It was but another day.A simple,ordinary one with no great events,nothing. But what ensued, changed everything.The way things were,the way I viewed them and the way I viewed myself.
We all have this kind of a day in our lives. We recognize it or not is up to us.Sometimes we consciously do it, sometimes we fail to notice it, but it is there always.
I also had one, not recently but some 17 years back. That is indeed ages back so to say. I changed drastically for good or bad I don't know but I changed, I know that.
What happened which transformed me? Is that important to know? It may interest some, it may not. But yes the effect was massive.
The transition phase was kind of a hell. It was preparation time, the change was happening to prepare me for some difficult situations in life which included facing death of near and dear ones. Some betrayals, some hardships, some trials and some errors.
The upheaval continued for some time, made me strong, maybe too strong. I was not again the soft spoken,shy person I used to be. I liked the change in my persona. If you need to stabilize in life you have to keep your feet firmly on ground.Those tiptoeing and prancing around don't help in the long run.
The journey began, a height was reached, not to avoid what was below or to reach the top. I was there somewhere in the middle. Now that is a dangerous position when you are neither this side nor that. You fumble and ask yourself where you belong. You don't get an answer. Every one interprets you in their own way and they are right to do so.
So was the situation with me. I tried identifying with either side. I couldn't. Moreover my situation was just like a tree which was shaken with a storm, it was not uprooted, that would have been good, at least it would have known it has reached end. No it just bent at an angle. Now it was not standing tall, so couldn't look up at the sky neither it could associate itself with the ground.

■ Task requirements
**A.** Reproduce the passage on a day that changed everything between "What happened which" and "and some errors.", inclusive.
**B.** Carry on the essay about a day that changed everything from the point where it stops.
The entries that come after this aren't needed here.

■ Data to examine
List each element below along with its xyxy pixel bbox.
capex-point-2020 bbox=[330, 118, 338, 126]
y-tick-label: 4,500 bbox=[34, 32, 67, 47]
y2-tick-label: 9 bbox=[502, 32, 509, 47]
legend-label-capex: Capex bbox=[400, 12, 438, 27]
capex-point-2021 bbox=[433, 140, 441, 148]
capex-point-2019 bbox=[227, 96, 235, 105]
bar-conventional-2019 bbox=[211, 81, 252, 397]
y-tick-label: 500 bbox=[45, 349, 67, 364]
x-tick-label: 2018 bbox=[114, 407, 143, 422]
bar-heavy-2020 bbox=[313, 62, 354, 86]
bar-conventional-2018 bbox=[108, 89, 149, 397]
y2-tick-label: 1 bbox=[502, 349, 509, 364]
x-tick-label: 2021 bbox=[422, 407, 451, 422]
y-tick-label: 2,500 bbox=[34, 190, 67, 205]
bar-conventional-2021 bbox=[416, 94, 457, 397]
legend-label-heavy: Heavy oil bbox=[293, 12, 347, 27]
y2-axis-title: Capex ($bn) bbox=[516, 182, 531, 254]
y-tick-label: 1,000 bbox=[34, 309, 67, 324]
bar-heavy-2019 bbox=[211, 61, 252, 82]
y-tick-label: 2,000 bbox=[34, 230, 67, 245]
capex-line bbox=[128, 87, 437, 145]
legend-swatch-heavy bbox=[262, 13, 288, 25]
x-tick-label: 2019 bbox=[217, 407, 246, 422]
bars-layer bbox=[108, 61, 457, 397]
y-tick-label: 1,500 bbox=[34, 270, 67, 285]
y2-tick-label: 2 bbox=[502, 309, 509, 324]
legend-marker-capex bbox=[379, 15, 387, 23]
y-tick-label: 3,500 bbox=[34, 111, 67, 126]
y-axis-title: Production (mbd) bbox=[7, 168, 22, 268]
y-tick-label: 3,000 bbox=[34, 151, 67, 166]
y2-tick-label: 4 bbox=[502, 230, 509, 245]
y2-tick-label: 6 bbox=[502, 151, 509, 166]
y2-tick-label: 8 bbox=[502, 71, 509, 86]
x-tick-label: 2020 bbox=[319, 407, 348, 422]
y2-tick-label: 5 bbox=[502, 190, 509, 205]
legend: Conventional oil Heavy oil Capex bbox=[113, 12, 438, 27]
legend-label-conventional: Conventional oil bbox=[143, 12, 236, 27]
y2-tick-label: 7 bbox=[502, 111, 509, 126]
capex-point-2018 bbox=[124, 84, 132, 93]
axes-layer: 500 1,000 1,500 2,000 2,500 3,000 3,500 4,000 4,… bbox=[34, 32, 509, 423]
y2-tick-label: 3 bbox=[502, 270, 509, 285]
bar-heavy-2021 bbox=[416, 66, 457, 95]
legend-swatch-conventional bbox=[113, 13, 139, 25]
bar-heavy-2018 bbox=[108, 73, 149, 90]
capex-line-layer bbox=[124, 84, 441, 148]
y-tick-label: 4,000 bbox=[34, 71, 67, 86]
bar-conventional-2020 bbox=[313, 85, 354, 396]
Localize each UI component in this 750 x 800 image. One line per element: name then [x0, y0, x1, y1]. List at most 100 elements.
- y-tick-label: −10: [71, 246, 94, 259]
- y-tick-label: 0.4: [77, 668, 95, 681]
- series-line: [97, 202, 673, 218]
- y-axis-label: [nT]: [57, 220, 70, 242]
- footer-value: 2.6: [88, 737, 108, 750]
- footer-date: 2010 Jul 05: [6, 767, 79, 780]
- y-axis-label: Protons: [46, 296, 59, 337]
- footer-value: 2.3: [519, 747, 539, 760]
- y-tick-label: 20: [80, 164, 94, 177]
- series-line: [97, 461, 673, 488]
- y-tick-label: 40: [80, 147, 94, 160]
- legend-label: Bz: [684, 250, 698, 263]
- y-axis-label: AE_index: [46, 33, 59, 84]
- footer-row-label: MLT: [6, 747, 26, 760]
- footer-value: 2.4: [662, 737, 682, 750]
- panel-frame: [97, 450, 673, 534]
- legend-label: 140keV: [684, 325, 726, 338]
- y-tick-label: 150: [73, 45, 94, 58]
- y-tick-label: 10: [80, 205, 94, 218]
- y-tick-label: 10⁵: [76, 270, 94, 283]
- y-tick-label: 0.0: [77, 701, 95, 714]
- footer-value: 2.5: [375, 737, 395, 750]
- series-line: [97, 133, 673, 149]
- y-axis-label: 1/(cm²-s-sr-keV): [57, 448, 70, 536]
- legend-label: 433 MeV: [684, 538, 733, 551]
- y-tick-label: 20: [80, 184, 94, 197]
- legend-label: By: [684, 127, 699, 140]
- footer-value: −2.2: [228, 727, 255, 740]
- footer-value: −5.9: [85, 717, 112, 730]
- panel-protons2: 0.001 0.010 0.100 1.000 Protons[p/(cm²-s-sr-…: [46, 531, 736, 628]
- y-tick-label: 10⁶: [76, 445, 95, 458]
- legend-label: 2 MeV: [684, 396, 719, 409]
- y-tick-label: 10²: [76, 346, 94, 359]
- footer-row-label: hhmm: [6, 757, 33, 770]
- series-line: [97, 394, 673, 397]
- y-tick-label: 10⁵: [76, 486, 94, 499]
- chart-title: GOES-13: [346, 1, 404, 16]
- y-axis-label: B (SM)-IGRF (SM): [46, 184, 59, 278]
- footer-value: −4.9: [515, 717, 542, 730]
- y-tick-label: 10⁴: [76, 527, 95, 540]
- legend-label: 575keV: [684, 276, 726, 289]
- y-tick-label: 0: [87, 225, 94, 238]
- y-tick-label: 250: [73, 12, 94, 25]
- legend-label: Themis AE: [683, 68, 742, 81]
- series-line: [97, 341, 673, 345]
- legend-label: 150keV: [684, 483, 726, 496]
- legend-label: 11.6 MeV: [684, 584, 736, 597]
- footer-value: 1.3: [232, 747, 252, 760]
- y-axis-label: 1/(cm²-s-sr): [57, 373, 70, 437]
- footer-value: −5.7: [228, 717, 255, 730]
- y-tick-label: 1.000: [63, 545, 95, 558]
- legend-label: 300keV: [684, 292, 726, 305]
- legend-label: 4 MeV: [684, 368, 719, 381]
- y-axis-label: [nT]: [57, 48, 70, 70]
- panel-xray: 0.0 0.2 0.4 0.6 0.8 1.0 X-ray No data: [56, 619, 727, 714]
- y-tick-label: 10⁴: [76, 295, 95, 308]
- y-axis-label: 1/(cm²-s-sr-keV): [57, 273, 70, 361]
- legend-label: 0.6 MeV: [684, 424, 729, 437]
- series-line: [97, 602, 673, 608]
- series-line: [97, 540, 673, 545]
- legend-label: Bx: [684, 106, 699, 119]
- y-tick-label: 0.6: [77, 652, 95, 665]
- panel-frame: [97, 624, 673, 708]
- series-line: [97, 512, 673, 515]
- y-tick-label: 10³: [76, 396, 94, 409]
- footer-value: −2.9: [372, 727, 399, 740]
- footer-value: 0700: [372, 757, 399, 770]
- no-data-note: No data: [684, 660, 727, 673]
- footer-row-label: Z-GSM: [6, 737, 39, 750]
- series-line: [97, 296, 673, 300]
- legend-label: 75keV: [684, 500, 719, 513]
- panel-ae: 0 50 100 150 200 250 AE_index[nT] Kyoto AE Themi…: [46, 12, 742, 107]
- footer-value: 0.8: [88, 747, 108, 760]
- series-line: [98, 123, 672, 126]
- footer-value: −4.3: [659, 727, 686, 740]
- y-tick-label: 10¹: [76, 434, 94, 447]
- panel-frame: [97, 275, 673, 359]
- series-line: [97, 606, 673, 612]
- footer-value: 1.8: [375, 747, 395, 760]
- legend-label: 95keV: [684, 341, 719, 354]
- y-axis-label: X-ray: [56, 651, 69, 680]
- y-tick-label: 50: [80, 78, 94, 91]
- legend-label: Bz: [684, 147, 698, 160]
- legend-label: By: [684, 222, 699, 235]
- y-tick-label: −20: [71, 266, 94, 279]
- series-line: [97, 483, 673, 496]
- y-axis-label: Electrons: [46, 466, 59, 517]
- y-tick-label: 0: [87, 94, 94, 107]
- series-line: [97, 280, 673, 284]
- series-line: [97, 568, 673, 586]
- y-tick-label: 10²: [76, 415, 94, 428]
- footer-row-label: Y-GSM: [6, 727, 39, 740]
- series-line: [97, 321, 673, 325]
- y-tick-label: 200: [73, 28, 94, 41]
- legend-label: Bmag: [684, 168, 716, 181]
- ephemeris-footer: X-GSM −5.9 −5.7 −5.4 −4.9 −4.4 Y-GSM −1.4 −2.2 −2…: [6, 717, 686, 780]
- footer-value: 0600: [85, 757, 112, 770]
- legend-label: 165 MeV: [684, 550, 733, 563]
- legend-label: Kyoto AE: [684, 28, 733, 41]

■ Answers to the exercise
**A.**
What happened which transformed me? Is that important to know? It may interest some, it may not. But yes the effect was massive.
The transition phase was kind of a hell. It was preparation time, the change was happening to prepare me for some difficult situations in life which included facing death of near and dear ones. Some betrayals, some hardships, some trials and some errors.

**B.**
The tree kept on swaying with each storm,I kept on enduring each obstacle. I didn't fall down, I didn't rise up.What an enviable situation I was in :) neither here not there.
Then again I realized the situation which I was in, was not so bad. Maybe it was my ignorance that I didn't realize it earlier. But yes gradually I started liking it, got comfortable. Life had its own plans though and as usual it never let me plan things.
I found myself again in the same situation which I was some 17 years back. This time though I had my maturity with me to tide over the difficulties I was facing. Will I change again, now what will happen?
Do I turn again in that soft spoken person who thought twice before speaking one sentence? Was it like I had to go back to square one? Is that ever possible?
My struggle or more correctly my self realization still continues.
The change happens but again am not realizing it. And it was all again in a day when nothing big happened, some small things, some usual events.
Days remain the same don't they, we change with them. Point is how much we realize that makes a whole lot of difference.
This blog can be a fiction, but what if it is a reality?